(Annotated element listings)
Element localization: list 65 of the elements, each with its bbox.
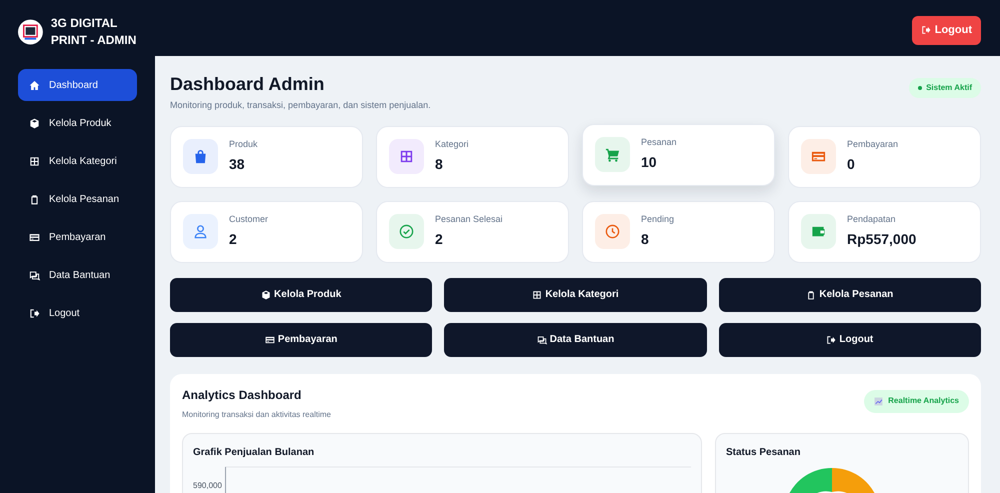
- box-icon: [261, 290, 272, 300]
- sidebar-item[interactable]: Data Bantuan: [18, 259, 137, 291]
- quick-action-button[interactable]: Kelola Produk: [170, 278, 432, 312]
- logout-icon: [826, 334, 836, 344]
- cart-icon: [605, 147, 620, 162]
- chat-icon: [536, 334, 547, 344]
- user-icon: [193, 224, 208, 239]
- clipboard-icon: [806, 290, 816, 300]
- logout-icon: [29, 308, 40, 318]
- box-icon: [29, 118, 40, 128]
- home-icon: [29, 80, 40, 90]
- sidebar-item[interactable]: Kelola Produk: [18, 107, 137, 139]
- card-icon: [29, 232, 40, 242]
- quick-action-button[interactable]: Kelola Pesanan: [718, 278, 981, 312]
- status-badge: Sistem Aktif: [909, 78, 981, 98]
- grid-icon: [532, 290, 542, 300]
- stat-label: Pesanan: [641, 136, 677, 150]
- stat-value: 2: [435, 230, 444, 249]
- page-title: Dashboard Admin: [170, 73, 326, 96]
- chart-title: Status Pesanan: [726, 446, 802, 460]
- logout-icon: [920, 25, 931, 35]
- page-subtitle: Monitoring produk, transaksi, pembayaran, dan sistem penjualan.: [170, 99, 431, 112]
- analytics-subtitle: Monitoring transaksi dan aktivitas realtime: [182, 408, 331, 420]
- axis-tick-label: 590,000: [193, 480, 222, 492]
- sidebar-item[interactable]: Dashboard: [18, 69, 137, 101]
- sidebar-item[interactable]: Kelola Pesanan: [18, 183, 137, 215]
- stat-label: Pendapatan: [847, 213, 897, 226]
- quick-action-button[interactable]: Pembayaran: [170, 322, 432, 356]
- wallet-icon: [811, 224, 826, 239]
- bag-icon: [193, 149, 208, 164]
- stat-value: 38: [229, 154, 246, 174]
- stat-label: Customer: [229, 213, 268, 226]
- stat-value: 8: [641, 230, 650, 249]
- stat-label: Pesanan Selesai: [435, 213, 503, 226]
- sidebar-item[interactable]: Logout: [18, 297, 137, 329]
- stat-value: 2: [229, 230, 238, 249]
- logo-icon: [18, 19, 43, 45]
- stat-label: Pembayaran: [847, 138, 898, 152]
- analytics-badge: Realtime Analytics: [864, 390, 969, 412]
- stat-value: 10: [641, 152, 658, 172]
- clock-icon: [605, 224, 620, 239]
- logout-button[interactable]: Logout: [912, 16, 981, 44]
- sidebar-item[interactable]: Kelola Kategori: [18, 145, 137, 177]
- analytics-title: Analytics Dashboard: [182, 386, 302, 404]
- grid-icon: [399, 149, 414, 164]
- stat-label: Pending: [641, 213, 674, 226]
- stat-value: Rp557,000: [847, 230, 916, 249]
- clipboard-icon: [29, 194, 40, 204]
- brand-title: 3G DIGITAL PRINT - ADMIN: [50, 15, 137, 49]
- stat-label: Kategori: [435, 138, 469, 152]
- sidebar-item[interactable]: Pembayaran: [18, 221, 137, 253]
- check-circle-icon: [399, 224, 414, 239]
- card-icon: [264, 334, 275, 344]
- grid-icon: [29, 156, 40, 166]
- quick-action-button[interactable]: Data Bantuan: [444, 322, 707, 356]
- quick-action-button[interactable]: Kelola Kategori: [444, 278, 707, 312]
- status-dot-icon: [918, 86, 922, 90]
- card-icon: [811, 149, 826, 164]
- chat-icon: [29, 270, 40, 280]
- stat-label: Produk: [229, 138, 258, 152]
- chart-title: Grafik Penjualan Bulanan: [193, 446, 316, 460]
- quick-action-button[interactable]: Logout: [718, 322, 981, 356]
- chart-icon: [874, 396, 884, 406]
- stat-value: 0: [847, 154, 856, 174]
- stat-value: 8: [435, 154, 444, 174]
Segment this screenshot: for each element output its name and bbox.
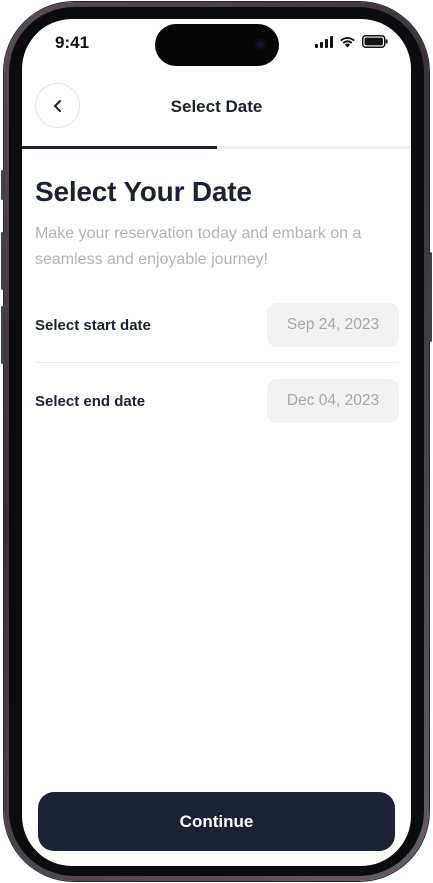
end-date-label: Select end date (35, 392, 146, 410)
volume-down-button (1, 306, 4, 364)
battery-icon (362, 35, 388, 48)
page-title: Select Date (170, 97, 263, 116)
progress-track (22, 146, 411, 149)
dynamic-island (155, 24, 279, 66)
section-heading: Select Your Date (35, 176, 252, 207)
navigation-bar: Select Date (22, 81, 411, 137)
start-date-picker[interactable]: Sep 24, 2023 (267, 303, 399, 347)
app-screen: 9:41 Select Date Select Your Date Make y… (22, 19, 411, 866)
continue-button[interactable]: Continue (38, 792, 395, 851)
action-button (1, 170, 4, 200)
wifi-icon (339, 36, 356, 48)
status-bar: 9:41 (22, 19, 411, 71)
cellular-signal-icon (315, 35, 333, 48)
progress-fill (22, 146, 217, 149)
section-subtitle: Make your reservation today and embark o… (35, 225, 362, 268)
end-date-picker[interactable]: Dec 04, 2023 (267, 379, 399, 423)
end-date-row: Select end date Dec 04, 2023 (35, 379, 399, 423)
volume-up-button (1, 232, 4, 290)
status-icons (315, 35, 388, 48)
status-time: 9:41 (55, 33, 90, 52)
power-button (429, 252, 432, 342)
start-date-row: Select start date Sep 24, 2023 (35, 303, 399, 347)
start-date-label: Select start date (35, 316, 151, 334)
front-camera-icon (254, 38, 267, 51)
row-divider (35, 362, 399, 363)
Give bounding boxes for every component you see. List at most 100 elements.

---

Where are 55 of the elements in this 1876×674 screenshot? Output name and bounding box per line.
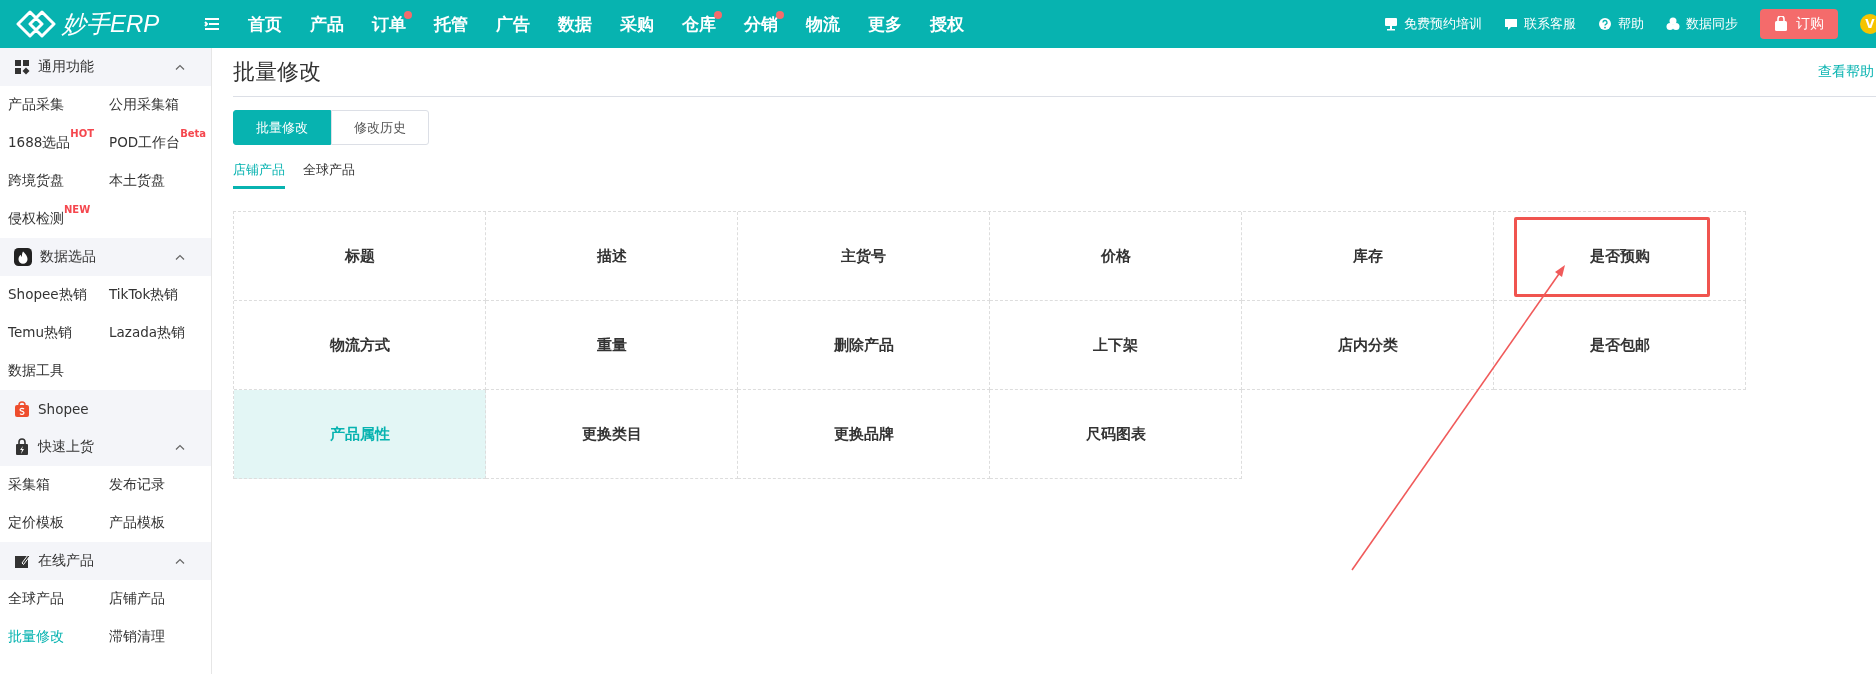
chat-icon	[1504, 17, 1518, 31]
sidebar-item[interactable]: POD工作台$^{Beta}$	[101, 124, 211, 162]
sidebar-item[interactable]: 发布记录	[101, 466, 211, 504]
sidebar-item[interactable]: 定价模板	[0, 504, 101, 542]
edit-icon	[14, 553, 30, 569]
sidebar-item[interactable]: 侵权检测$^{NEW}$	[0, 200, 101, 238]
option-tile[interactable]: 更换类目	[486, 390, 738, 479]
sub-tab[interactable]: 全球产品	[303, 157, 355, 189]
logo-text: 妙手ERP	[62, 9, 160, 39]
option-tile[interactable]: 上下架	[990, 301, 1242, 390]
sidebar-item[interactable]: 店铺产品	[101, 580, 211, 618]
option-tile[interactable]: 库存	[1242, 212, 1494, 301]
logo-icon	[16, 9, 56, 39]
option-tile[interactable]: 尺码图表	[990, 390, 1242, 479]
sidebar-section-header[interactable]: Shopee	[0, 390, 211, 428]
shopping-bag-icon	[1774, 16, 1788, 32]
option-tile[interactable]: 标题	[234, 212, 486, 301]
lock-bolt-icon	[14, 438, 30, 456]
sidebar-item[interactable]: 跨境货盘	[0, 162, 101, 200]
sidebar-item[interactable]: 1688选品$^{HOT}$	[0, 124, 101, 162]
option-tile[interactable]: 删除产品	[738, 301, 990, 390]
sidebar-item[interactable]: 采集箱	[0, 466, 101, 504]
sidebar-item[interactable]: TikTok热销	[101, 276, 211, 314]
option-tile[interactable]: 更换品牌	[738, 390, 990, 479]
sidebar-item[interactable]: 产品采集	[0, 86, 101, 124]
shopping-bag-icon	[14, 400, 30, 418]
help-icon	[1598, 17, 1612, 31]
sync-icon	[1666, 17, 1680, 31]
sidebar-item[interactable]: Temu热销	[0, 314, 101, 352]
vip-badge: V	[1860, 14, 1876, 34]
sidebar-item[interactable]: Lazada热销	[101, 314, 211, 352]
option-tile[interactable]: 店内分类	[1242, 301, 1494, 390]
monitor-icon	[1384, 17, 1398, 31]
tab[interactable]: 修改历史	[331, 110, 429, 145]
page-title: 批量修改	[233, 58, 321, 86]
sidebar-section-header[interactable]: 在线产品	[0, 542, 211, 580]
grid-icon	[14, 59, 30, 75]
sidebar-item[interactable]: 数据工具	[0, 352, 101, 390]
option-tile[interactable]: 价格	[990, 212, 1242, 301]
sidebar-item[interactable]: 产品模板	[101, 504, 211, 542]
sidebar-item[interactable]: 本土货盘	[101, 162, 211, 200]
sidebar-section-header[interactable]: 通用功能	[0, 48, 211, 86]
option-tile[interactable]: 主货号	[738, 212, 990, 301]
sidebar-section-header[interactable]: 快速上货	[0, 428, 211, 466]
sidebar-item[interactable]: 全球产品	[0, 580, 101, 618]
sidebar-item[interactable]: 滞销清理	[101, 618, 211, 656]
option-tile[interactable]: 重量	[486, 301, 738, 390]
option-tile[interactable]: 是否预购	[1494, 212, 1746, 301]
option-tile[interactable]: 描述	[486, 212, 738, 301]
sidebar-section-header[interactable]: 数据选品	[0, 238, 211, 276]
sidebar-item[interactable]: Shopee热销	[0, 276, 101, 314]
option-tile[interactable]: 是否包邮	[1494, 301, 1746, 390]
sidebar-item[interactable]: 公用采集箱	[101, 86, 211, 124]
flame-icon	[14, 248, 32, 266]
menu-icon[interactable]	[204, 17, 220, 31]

Do this:
In the material above, reproduce verbatim every line from the one containing "- box-icon: [261, 290, 272, 300]" up to and including the one containing "- stat-label: Pesanan Selesai: [435, 213, 503, 226]".

Solution to this exercise:
- box-icon: [261, 290, 272, 300]
- sidebar-item[interactable]: Data Bantuan: [18, 259, 137, 291]
- quick-action-button[interactable]: Kelola Produk: [170, 278, 432, 312]
- logout-icon: [826, 334, 836, 344]
- cart-icon: [605, 147, 620, 162]
- chat-icon: [536, 334, 547, 344]
- user-icon: [193, 224, 208, 239]
- clipboard-icon: [806, 290, 816, 300]
- logout-icon: [29, 308, 40, 318]
- box-icon: [29, 118, 40, 128]
- home-icon: [29, 80, 40, 90]
- sidebar-item[interactable]: Kelola Produk: [18, 107, 137, 139]
- card-icon: [29, 232, 40, 242]
- quick-action-button[interactable]: Kelola Pesanan: [718, 278, 981, 312]
- status-badge: Sistem Aktif: [909, 78, 981, 98]
- grid-icon: [532, 290, 542, 300]
- stat-label: Pesanan: [641, 136, 677, 150]
- stat-value: 2: [435, 230, 444, 249]
- page-title: Dashboard Admin: [170, 73, 326, 96]
- chart-title: Status Pesanan: [726, 446, 802, 460]
- logout-icon: [920, 25, 931, 35]
- page-subtitle: Monitoring produk, transaksi, pembayaran, dan sistem penjualan.: [170, 99, 431, 112]
- analytics-subtitle: Monitoring transaksi dan aktivitas realtime: [182, 408, 331, 420]
- axis-tick-label: 590,000: [193, 480, 222, 492]
- sidebar-item[interactable]: Dashboard: [18, 69, 137, 101]
- sidebar-item[interactable]: Kelola Pesanan: [18, 183, 137, 215]
- stat-label: Pendapatan: [847, 213, 897, 226]
- quick-action-button[interactable]: Pembayaran: [170, 322, 432, 356]
- wallet-icon: [811, 224, 826, 239]
- bag-icon: [193, 149, 208, 164]
- stat-value: 38: [229, 154, 246, 174]
- stat-label: Customer: [229, 213, 268, 226]
- stat-value: 8: [641, 230, 650, 249]
- stat-label: Pesanan Selesai: [435, 213, 503, 226]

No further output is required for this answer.